Filter these entries so that only lines with the word "TradingView" remain.

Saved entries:
BEGIN
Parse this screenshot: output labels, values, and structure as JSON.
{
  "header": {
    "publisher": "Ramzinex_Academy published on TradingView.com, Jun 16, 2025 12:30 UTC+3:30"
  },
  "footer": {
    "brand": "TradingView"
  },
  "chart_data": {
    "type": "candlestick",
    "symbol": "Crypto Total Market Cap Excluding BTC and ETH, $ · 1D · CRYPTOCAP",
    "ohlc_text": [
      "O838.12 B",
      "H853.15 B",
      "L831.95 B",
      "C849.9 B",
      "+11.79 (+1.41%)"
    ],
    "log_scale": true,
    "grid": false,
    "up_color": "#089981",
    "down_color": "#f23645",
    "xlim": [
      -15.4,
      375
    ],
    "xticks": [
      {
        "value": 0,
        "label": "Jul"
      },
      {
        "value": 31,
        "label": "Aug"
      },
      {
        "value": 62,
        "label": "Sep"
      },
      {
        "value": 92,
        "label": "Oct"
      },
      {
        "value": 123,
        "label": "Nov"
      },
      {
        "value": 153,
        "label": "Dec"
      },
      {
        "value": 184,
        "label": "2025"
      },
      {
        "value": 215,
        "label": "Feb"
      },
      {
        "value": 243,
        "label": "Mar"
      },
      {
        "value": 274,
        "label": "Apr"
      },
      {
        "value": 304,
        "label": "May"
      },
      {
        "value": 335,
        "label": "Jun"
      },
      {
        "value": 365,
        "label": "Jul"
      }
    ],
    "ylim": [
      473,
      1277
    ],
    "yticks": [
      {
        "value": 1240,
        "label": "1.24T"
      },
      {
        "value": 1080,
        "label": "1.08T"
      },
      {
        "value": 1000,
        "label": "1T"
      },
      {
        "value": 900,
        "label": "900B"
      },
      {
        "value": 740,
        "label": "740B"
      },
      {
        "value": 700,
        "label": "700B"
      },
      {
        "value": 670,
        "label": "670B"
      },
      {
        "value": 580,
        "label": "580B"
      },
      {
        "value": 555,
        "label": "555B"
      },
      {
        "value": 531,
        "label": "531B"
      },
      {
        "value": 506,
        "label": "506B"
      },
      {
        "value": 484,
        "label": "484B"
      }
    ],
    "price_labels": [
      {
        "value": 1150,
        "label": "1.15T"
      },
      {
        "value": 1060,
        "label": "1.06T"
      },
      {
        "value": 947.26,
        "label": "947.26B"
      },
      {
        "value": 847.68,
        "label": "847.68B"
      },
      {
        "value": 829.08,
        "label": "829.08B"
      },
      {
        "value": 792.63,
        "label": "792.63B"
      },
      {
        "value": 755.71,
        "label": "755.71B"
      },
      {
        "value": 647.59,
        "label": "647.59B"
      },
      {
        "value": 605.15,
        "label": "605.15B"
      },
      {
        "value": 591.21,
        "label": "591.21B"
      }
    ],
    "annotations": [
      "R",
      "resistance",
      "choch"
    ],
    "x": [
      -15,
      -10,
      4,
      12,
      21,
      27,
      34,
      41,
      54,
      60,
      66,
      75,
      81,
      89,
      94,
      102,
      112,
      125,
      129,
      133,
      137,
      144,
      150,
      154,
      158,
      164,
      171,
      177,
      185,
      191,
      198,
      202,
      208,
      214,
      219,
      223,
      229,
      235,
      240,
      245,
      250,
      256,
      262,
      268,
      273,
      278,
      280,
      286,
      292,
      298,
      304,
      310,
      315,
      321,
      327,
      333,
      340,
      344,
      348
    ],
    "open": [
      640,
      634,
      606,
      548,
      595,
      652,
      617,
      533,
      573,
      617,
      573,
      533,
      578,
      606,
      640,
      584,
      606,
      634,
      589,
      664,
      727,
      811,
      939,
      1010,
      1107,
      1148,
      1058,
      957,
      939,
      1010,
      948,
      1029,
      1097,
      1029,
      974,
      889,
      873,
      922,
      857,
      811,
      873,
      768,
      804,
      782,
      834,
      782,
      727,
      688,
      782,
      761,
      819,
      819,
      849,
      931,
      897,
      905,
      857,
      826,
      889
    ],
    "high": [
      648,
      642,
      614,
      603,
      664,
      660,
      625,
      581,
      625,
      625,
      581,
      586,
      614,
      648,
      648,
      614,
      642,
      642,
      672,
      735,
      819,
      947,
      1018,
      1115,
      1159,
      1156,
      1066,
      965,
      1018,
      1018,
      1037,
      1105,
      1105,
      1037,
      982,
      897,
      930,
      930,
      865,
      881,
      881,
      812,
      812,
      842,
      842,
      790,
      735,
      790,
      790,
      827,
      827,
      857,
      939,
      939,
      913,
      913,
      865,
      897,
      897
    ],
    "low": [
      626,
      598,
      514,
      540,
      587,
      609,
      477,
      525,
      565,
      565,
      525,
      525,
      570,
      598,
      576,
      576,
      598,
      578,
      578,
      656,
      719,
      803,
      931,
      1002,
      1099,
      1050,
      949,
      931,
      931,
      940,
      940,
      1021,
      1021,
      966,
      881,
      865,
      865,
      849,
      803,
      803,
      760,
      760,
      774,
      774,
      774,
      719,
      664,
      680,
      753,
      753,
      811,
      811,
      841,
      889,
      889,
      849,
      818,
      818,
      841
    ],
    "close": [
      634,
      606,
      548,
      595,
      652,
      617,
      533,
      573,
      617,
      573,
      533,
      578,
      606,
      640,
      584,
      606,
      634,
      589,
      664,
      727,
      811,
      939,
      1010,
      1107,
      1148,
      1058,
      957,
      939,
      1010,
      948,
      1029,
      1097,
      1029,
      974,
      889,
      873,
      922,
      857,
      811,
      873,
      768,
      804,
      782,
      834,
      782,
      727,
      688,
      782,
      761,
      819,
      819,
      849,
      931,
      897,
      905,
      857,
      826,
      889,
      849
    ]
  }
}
END
### Solved exercise
    "publisher": "Ramzinex_Academy published on TradingView.com, Jun 16, 2025 12:30 UTC+3:30"
    "brand": "TradingView"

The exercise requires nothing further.